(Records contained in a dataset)
********************
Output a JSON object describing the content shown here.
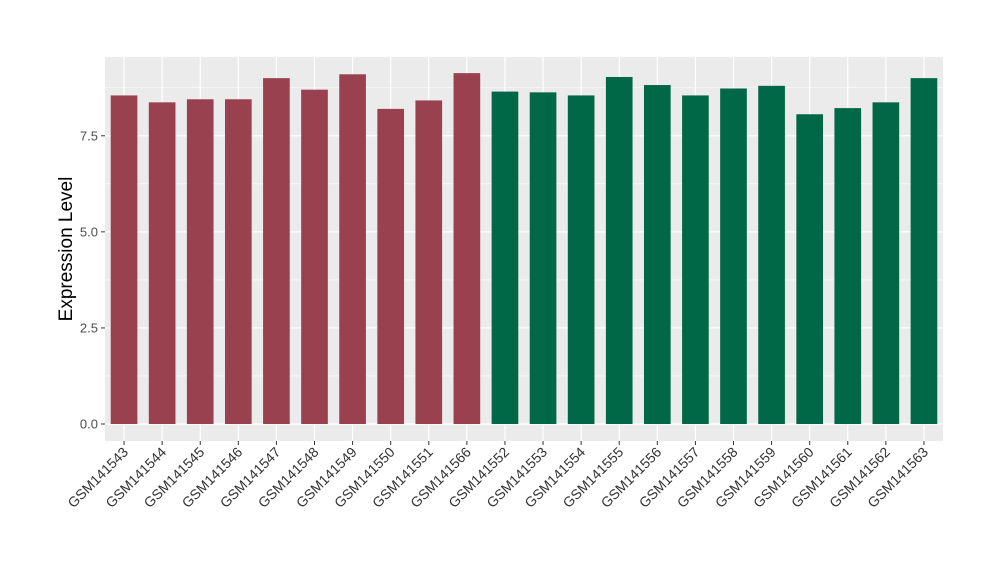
{
  "chart_data": {
    "type": "bar",
    "title": "",
    "xlabel": "",
    "ylabel": "Expression Level",
    "ylim": [
      0,
      9.55
    ],
    "yticks": [
      "0.0",
      "2.5",
      "5.0",
      "7.5"
    ],
    "grid": true,
    "legend": "none",
    "categories": [
      "GSM141543",
      "GSM141544",
      "GSM141545",
      "GSM141546",
      "GSM141547",
      "GSM141548",
      "GSM141549",
      "GSM141550",
      "GSM141551",
      "GSM141566",
      "GSM141552",
      "GSM141553",
      "GSM141554",
      "GSM141555",
      "GSM141556",
      "GSM141557",
      "GSM141558",
      "GSM141559",
      "GSM141560",
      "GSM141561",
      "GSM141562",
      "GSM141563"
    ],
    "values": [
      8.55,
      8.37,
      8.45,
      8.45,
      9.0,
      8.7,
      9.1,
      8.2,
      8.42,
      9.13,
      8.65,
      8.63,
      8.55,
      9.03,
      8.82,
      8.55,
      8.73,
      8.8,
      8.06,
      8.22,
      8.37,
      9.0
    ],
    "group_sizes": [
      10,
      12
    ],
    "colors": {
      "group1": "#99414f",
      "group2": "#006846",
      "panel_bg": "#ebebeb",
      "grid": "#ffffff"
    }
  }
}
********************
* **What you should do**: Copy out the records above in full, exactly as written, but not the pictures.

* **Answer to the exercise**:
Output a JSON object describing the content shown here.
{
  "chart_data": {
    "type": "bar",
    "title": "",
    "xlabel": "",
    "ylabel": "Expression Level",
    "ylim": [
      0,
      9.55
    ],
    "yticks": [
      "0.0",
      "2.5",
      "5.0",
      "7.5"
    ],
    "grid": true,
    "legend": "none",
    "categories": [
      "GSM141543",
      "GSM141544",
      "GSM141545",
      "GSM141546",
      "GSM141547",
      "GSM141548",
      "GSM141549",
      "GSM141550",
      "GSM141551",
      "GSM141566",
      "GSM141552",
      "GSM141553",
      "GSM141554",
      "GSM141555",
      "GSM141556",
      "GSM141557",
      "GSM141558",
      "GSM141559",
      "GSM141560",
      "GSM141561",
      "GSM141562",
      "GSM141563"
    ],
    "values": [
      8.55,
      8.37,
      8.45,
      8.45,
      9.0,
      8.7,
      9.1,
      8.2,
      8.42,
      9.13,
      8.65,
      8.63,
      8.55,
      9.03,
      8.82,
      8.55,
      8.73,
      8.8,
      8.06,
      8.22,
      8.37,
      9.0
    ],
    "group_sizes": [
      10,
      12
    ],
    "colors": {
      "group1": "#99414f",
      "group2": "#006846",
      "panel_bg": "#ebebeb",
      "grid": "#ffffff"
    }
  }
}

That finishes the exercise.